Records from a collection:
------------------------------------------------------------

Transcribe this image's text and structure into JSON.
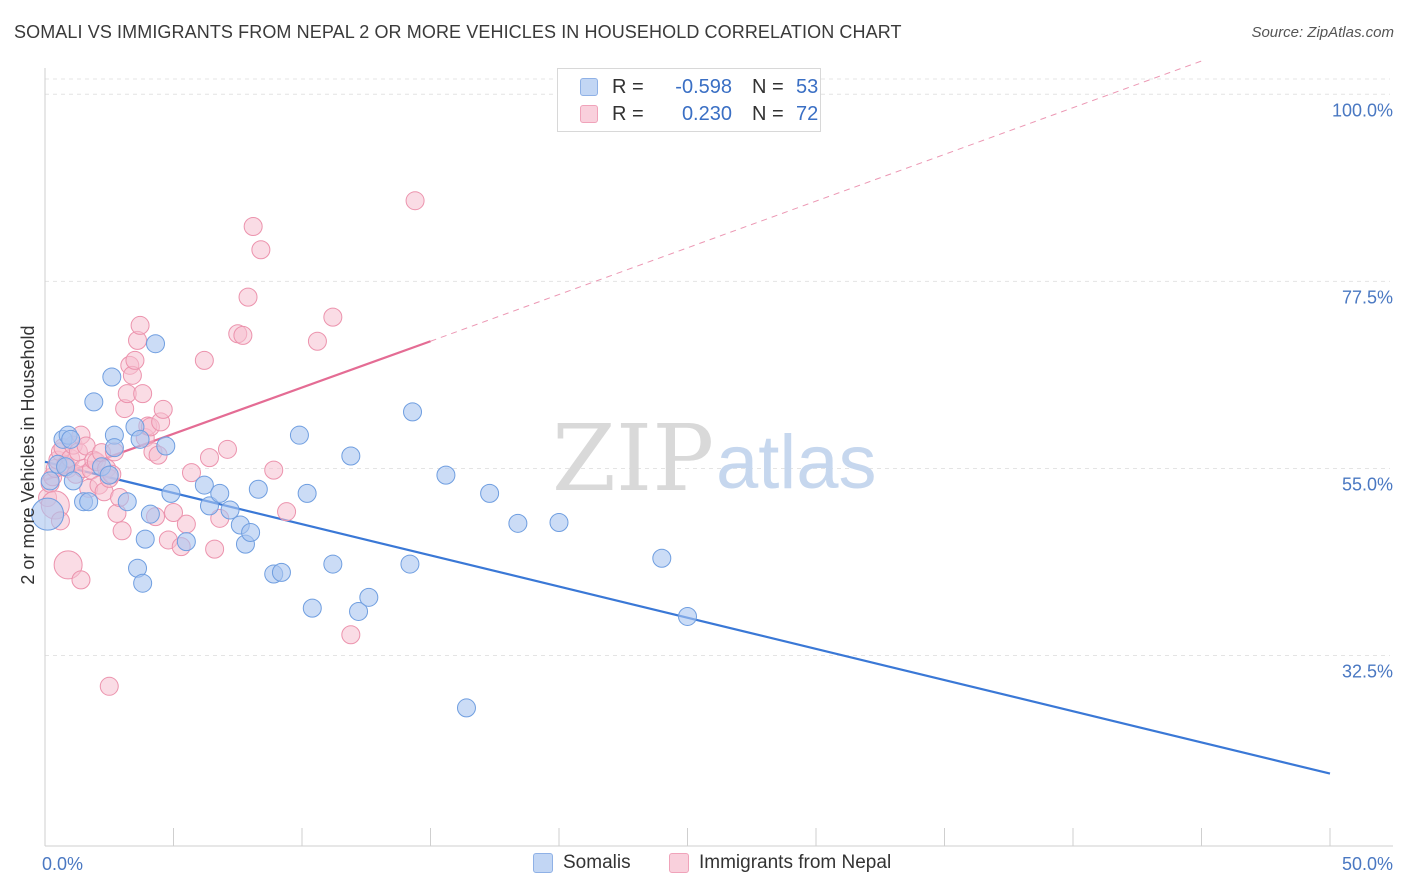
{
  "title": "SOMALI VS IMMIGRANTS FROM NEPAL 2 OR MORE VEHICLES IN HOUSEHOLD CORRELATION CHART",
  "source": "Source: ZipAtlas.com",
  "watermark": {
    "zip": "ZIP",
    "atlas": "atlas"
  },
  "legend": {
    "rows": [
      {
        "r_label": "R =",
        "r_value": "-0.598",
        "n_label": "N =",
        "n_value": "53"
      },
      {
        "r_label": "R =",
        "r_value": "0.230",
        "n_label": "N =",
        "n_value": "72"
      }
    ]
  },
  "colors": {
    "somali_fill": "#a9c5f0",
    "somali_stroke": "#6f9ee0",
    "somali_line": "#3a78d6",
    "nepal_fill": "#f6bfcf",
    "nepal_stroke": "#ec93ad",
    "nepal_line": "#e46c94",
    "grid": "#e4e4e4",
    "tick_label": "#4a78c2"
  },
  "chart_data": {
    "type": "scatter",
    "title": "SOMALI VS IMMIGRANTS FROM NEPAL 2 OR MORE VEHICLES IN HOUSEHOLD CORRELATION CHART",
    "xlabel": "",
    "ylabel": "2 or more Vehicles in Household",
    "x_tick_labels": [
      "0.0%",
      "50.0%"
    ],
    "y_tick_labels": [
      "100.0%",
      "77.5%",
      "55.0%",
      "32.5%"
    ],
    "xlim": [
      0,
      50
    ],
    "ylim": [
      12,
      104
    ],
    "y_gridlines": [
      32.5,
      55.0,
      77.5,
      100.0
    ],
    "grid": true,
    "legend_position": "top-center",
    "series": [
      {
        "name": "Somalis",
        "points": [
          [
            0.1,
            49.5
          ],
          [
            0.2,
            53.5
          ],
          [
            0.5,
            55.5
          ],
          [
            0.7,
            58.5
          ],
          [
            0.8,
            55.2
          ],
          [
            0.9,
            59
          ],
          [
            1.0,
            58.5
          ],
          [
            1.1,
            53.5
          ],
          [
            1.5,
            51
          ],
          [
            1.7,
            51
          ],
          [
            1.9,
            63
          ],
          [
            2.2,
            55.2
          ],
          [
            2.5,
            54.2
          ],
          [
            2.6,
            66
          ],
          [
            2.7,
            59
          ],
          [
            2.7,
            57.5
          ],
          [
            3.2,
            51
          ],
          [
            3.5,
            60
          ],
          [
            3.6,
            43
          ],
          [
            3.7,
            58.5
          ],
          [
            3.9,
            46.5
          ],
          [
            4.1,
            49.5
          ],
          [
            4.3,
            70
          ],
          [
            4.7,
            57.7
          ],
          [
            4.9,
            52
          ],
          [
            5.5,
            46.2
          ],
          [
            6.2,
            53
          ],
          [
            6.4,
            50.5
          ],
          [
            6.8,
            52
          ],
          [
            7.2,
            50
          ],
          [
            8.3,
            52.5
          ],
          [
            8.9,
            42.3
          ],
          [
            9.2,
            42.5
          ],
          [
            9.9,
            59
          ],
          [
            10.2,
            52
          ],
          [
            10.4,
            38.2
          ],
          [
            11.2,
            43.5
          ],
          [
            11.9,
            56.5
          ],
          [
            12.2,
            37.8
          ],
          [
            12.6,
            39.5
          ],
          [
            14.2,
            43.5
          ],
          [
            14.3,
            61.8
          ],
          [
            15.6,
            54.2
          ],
          [
            16.4,
            26.2
          ],
          [
            17.3,
            52
          ],
          [
            18.4,
            48.4
          ],
          [
            24,
            44.2
          ],
          [
            25,
            37.2
          ],
          [
            3.8,
            41.2
          ],
          [
            7.8,
            45.9
          ],
          [
            7.6,
            48.2
          ],
          [
            8.0,
            47.3
          ],
          [
            20.0,
            48.5
          ]
        ]
      },
      {
        "name": "Immigrants from Nepal",
        "points": [
          [
            0.1,
            51.5
          ],
          [
            0.2,
            53.2
          ],
          [
            0.3,
            54
          ],
          [
            0.4,
            55
          ],
          [
            0.5,
            56
          ],
          [
            0.6,
            57
          ],
          [
            0.7,
            57.5
          ],
          [
            0.8,
            55.4
          ],
          [
            0.9,
            55
          ],
          [
            1.0,
            56.2
          ],
          [
            1.1,
            57.8
          ],
          [
            1.2,
            54.3
          ],
          [
            1.3,
            57
          ],
          [
            1.4,
            59
          ],
          [
            1.5,
            55
          ],
          [
            1.6,
            57.7
          ],
          [
            1.7,
            52.6
          ],
          [
            1.8,
            54.8
          ],
          [
            1.9,
            56
          ],
          [
            2.0,
            55.8
          ],
          [
            2.1,
            53
          ],
          [
            2.2,
            56.9
          ],
          [
            2.3,
            52.2
          ],
          [
            2.4,
            55
          ],
          [
            2.5,
            53.8
          ],
          [
            2.6,
            54.3
          ],
          [
            2.7,
            57
          ],
          [
            2.8,
            49.6
          ],
          [
            2.9,
            51.5
          ],
          [
            3.0,
            47.5
          ],
          [
            3.1,
            62.2
          ],
          [
            3.2,
            64
          ],
          [
            3.3,
            67.4
          ],
          [
            3.4,
            66.2
          ],
          [
            3.5,
            68
          ],
          [
            3.6,
            70.4
          ],
          [
            3.7,
            72.2
          ],
          [
            3.8,
            64
          ],
          [
            3.9,
            58.7
          ],
          [
            4.0,
            60.1
          ],
          [
            4.1,
            60
          ],
          [
            4.2,
            57
          ],
          [
            4.3,
            49.2
          ],
          [
            4.4,
            56.6
          ],
          [
            4.5,
            60.6
          ],
          [
            4.6,
            62.1
          ],
          [
            4.8,
            46.4
          ],
          [
            5.0,
            49.7
          ],
          [
            5.3,
            45.6
          ],
          [
            5.5,
            48.3
          ],
          [
            5.7,
            54.5
          ],
          [
            6.2,
            68
          ],
          [
            6.4,
            56.3
          ],
          [
            6.6,
            45.3
          ],
          [
            6.8,
            49
          ],
          [
            7.1,
            57.3
          ],
          [
            7.5,
            71.2
          ],
          [
            7.7,
            71
          ],
          [
            7.9,
            75.6
          ],
          [
            8.1,
            84.1
          ],
          [
            8.4,
            81.3
          ],
          [
            8.9,
            54.8
          ],
          [
            9.4,
            49.8
          ],
          [
            10.6,
            70.3
          ],
          [
            11.2,
            73.2
          ],
          [
            11.9,
            35
          ],
          [
            0.4,
            50.6
          ],
          [
            0.6,
            48.7
          ],
          [
            0.9,
            43.4
          ],
          [
            1.4,
            41.6
          ],
          [
            2.5,
            28.8
          ],
          [
            14.4,
            87.2
          ]
        ]
      }
    ],
    "trend_lines": [
      {
        "series": "Somalis",
        "x": [
          0,
          50
        ],
        "y": [
          55.8,
          18.3
        ]
      },
      {
        "series": "Immigrants from Nepal",
        "solid_x": [
          0,
          15
        ],
        "solid_y": [
          53.6,
          70.3
        ],
        "dashed_x": [
          15,
          45
        ],
        "dashed_y": [
          70.3,
          104
        ]
      }
    ]
  },
  "bottom_legend": [
    "Somalis",
    "Immigrants from Nepal"
  ]
}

------------------------------------------------------------

- **Set problem**: Print every entry above again without changing a word, and omit the pictures.

- **Output below**:
Transcribe this image's text and structure into JSON.
{
  "title": "SOMALI VS IMMIGRANTS FROM NEPAL 2 OR MORE VEHICLES IN HOUSEHOLD CORRELATION CHART",
  "source": "Source: ZipAtlas.com",
  "watermark": {
    "zip": "ZIP",
    "atlas": "atlas"
  },
  "legend": {
    "rows": [
      {
        "r_label": "R =",
        "r_value": "-0.598",
        "n_label": "N =",
        "n_value": "53"
      },
      {
        "r_label": "R =",
        "r_value": "0.230",
        "n_label": "N =",
        "n_value": "72"
      }
    ]
  },
  "colors": {
    "somali_fill": "#a9c5f0",
    "somali_stroke": "#6f9ee0",
    "somali_line": "#3a78d6",
    "nepal_fill": "#f6bfcf",
    "nepal_stroke": "#ec93ad",
    "nepal_line": "#e46c94",
    "grid": "#e4e4e4",
    "tick_label": "#4a78c2"
  },
  "chart_data": {
    "type": "scatter",
    "title": "SOMALI VS IMMIGRANTS FROM NEPAL 2 OR MORE VEHICLES IN HOUSEHOLD CORRELATION CHART",
    "xlabel": "",
    "ylabel": "2 or more Vehicles in Household",
    "x_tick_labels": [
      "0.0%",
      "50.0%"
    ],
    "y_tick_labels": [
      "100.0%",
      "77.5%",
      "55.0%",
      "32.5%"
    ],
    "xlim": [
      0,
      50
    ],
    "ylim": [
      12,
      104
    ],
    "y_gridlines": [
      32.5,
      55.0,
      77.5,
      100.0
    ],
    "grid": true,
    "legend_position": "top-center",
    "series": [
      {
        "name": "Somalis",
        "points": [
          [
            0.1,
            49.5
          ],
          [
            0.2,
            53.5
          ],
          [
            0.5,
            55.5
          ],
          [
            0.7,
            58.5
          ],
          [
            0.8,
            55.2
          ],
          [
            0.9,
            59
          ],
          [
            1.0,
            58.5
          ],
          [
            1.1,
            53.5
          ],
          [
            1.5,
            51
          ],
          [
            1.7,
            51
          ],
          [
            1.9,
            63
          ],
          [
            2.2,
            55.2
          ],
          [
            2.5,
            54.2
          ],
          [
            2.6,
            66
          ],
          [
            2.7,
            59
          ],
          [
            2.7,
            57.5
          ],
          [
            3.2,
            51
          ],
          [
            3.5,
            60
          ],
          [
            3.6,
            43
          ],
          [
            3.7,
            58.5
          ],
          [
            3.9,
            46.5
          ],
          [
            4.1,
            49.5
          ],
          [
            4.3,
            70
          ],
          [
            4.7,
            57.7
          ],
          [
            4.9,
            52
          ],
          [
            5.5,
            46.2
          ],
          [
            6.2,
            53
          ],
          [
            6.4,
            50.5
          ],
          [
            6.8,
            52
          ],
          [
            7.2,
            50
          ],
          [
            8.3,
            52.5
          ],
          [
            8.9,
            42.3
          ],
          [
            9.2,
            42.5
          ],
          [
            9.9,
            59
          ],
          [
            10.2,
            52
          ],
          [
            10.4,
            38.2
          ],
          [
            11.2,
            43.5
          ],
          [
            11.9,
            56.5
          ],
          [
            12.2,
            37.8
          ],
          [
            12.6,
            39.5
          ],
          [
            14.2,
            43.5
          ],
          [
            14.3,
            61.8
          ],
          [
            15.6,
            54.2
          ],
          [
            16.4,
            26.2
          ],
          [
            17.3,
            52
          ],
          [
            18.4,
            48.4
          ],
          [
            24,
            44.2
          ],
          [
            25,
            37.2
          ],
          [
            3.8,
            41.2
          ],
          [
            7.8,
            45.9
          ],
          [
            7.6,
            48.2
          ],
          [
            8.0,
            47.3
          ],
          [
            20.0,
            48.5
          ]
        ]
      },
      {
        "name": "Immigrants from Nepal",
        "points": [
          [
            0.1,
            51.5
          ],
          [
            0.2,
            53.2
          ],
          [
            0.3,
            54
          ],
          [
            0.4,
            55
          ],
          [
            0.5,
            56
          ],
          [
            0.6,
            57
          ],
          [
            0.7,
            57.5
          ],
          [
            0.8,
            55.4
          ],
          [
            0.9,
            55
          ],
          [
            1.0,
            56.2
          ],
          [
            1.1,
            57.8
          ],
          [
            1.2,
            54.3
          ],
          [
            1.3,
            57
          ],
          [
            1.4,
            59
          ],
          [
            1.5,
            55
          ],
          [
            1.6,
            57.7
          ],
          [
            1.7,
            52.6
          ],
          [
            1.8,
            54.8
          ],
          [
            1.9,
            56
          ],
          [
            2.0,
            55.8
          ],
          [
            2.1,
            53
          ],
          [
            2.2,
            56.9
          ],
          [
            2.3,
            52.2
          ],
          [
            2.4,
            55
          ],
          [
            2.5,
            53.8
          ],
          [
            2.6,
            54.3
          ],
          [
            2.7,
            57
          ],
          [
            2.8,
            49.6
          ],
          [
            2.9,
            51.5
          ],
          [
            3.0,
            47.5
          ],
          [
            3.1,
            62.2
          ],
          [
            3.2,
            64
          ],
          [
            3.3,
            67.4
          ],
          [
            3.4,
            66.2
          ],
          [
            3.5,
            68
          ],
          [
            3.6,
            70.4
          ],
          [
            3.7,
            72.2
          ],
          [
            3.8,
            64
          ],
          [
            3.9,
            58.7
          ],
          [
            4.0,
            60.1
          ],
          [
            4.1,
            60
          ],
          [
            4.2,
            57
          ],
          [
            4.3,
            49.2
          ],
          [
            4.4,
            56.6
          ],
          [
            4.5,
            60.6
          ],
          [
            4.6,
            62.1
          ],
          [
            4.8,
            46.4
          ],
          [
            5.0,
            49.7
          ],
          [
            5.3,
            45.6
          ],
          [
            5.5,
            48.3
          ],
          [
            5.7,
            54.5
          ],
          [
            6.2,
            68
          ],
          [
            6.4,
            56.3
          ],
          [
            6.6,
            45.3
          ],
          [
            6.8,
            49
          ],
          [
            7.1,
            57.3
          ],
          [
            7.5,
            71.2
          ],
          [
            7.7,
            71
          ],
          [
            7.9,
            75.6
          ],
          [
            8.1,
            84.1
          ],
          [
            8.4,
            81.3
          ],
          [
            8.9,
            54.8
          ],
          [
            9.4,
            49.8
          ],
          [
            10.6,
            70.3
          ],
          [
            11.2,
            73.2
          ],
          [
            11.9,
            35
          ],
          [
            0.4,
            50.6
          ],
          [
            0.6,
            48.7
          ],
          [
            0.9,
            43.4
          ],
          [
            1.4,
            41.6
          ],
          [
            2.5,
            28.8
          ],
          [
            14.4,
            87.2
          ]
        ]
      }
    ],
    "trend_lines": [
      {
        "series": "Somalis",
        "x": [
          0,
          50
        ],
        "y": [
          55.8,
          18.3
        ]
      },
      {
        "series": "Immigrants from Nepal",
        "solid_x": [
          0,
          15
        ],
        "solid_y": [
          53.6,
          70.3
        ],
        "dashed_x": [
          15,
          45
        ],
        "dashed_y": [
          70.3,
          104
        ]
      }
    ]
  },
  "bottom_legend": [
    "Somalis",
    "Immigrants from Nepal"
  ]
}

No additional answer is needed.